**WORK TO COMPLETE:**
Locate the word "this" in the material, then show every line that holds it.

── MATERIAL FOR THE TASK ──

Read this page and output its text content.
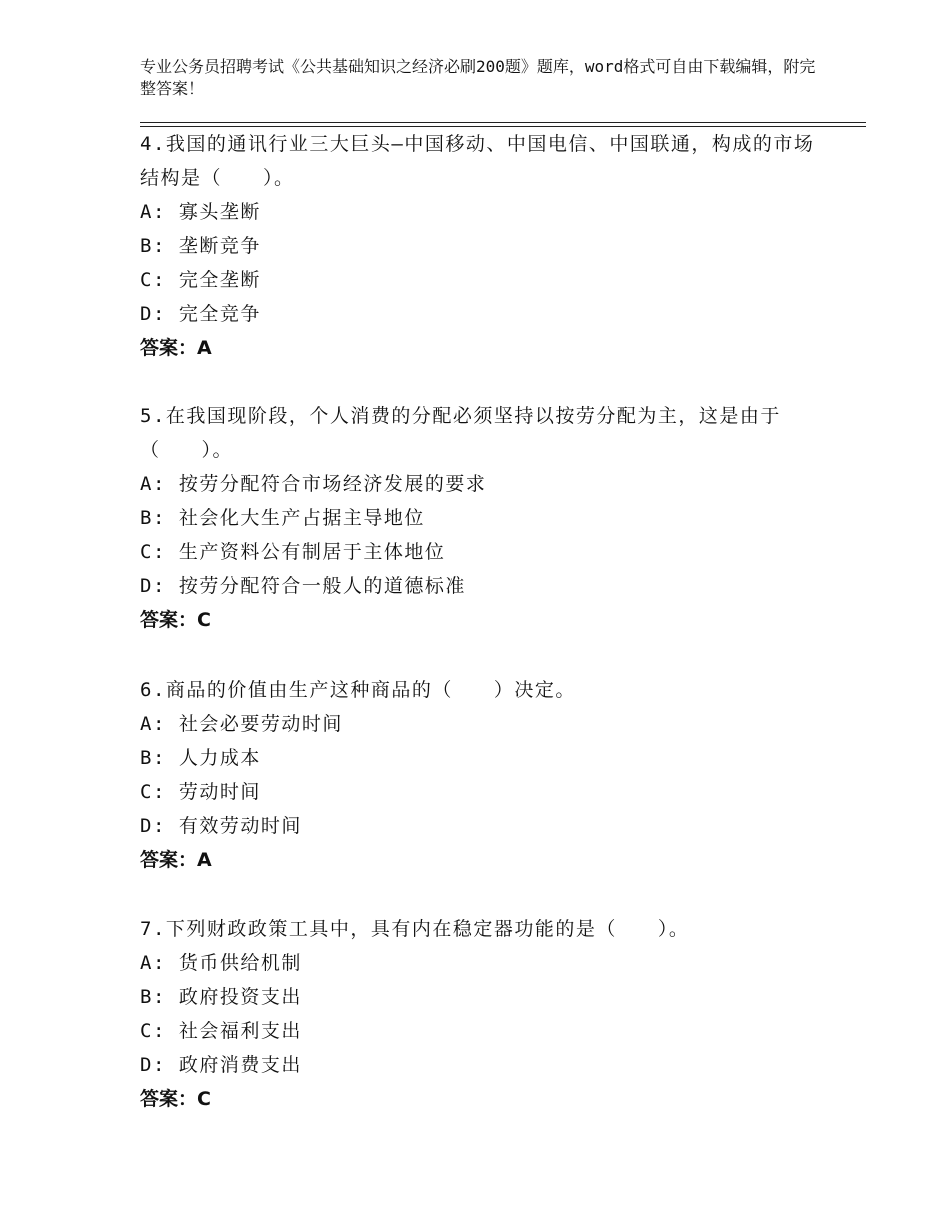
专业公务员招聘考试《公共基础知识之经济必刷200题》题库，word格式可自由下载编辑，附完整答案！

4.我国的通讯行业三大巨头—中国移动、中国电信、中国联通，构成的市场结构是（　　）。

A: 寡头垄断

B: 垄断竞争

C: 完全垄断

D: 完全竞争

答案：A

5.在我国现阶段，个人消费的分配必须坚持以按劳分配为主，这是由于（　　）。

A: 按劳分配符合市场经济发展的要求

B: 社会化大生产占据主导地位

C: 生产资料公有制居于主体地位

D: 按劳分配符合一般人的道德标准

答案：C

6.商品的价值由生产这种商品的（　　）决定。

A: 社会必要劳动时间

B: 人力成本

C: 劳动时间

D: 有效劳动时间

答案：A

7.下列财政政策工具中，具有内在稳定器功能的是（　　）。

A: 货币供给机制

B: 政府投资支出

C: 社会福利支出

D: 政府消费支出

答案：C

───
── MATERIAL FOR THE TASK ──

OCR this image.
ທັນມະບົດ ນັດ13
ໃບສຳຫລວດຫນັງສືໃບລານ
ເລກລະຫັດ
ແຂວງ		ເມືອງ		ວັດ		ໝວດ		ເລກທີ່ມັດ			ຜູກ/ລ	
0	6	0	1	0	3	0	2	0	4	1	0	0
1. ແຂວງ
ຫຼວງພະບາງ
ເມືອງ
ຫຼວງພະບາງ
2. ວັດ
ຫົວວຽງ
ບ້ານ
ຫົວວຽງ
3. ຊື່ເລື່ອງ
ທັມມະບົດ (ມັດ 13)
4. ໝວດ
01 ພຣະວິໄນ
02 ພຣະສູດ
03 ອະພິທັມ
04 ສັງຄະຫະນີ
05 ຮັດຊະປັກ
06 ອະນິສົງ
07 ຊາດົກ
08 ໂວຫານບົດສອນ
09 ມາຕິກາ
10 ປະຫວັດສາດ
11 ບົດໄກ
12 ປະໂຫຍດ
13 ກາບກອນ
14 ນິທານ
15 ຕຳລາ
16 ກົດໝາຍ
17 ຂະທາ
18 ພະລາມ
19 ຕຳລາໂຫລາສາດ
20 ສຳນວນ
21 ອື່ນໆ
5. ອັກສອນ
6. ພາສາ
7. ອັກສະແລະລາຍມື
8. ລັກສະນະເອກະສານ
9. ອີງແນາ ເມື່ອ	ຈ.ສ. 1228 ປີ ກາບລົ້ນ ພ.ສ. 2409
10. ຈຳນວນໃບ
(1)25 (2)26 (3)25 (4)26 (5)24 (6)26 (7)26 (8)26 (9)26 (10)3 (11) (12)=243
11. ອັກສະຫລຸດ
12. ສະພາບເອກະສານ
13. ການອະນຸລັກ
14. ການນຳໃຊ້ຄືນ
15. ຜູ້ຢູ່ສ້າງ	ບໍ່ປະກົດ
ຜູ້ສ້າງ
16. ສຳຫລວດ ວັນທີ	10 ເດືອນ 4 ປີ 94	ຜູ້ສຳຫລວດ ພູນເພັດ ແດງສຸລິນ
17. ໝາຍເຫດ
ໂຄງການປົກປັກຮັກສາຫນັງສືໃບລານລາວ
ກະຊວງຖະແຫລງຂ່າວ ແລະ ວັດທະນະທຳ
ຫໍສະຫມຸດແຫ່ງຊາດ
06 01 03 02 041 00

───

**COMPLETE OUTPUT:**
Read this page and output its text content.
OCR this image.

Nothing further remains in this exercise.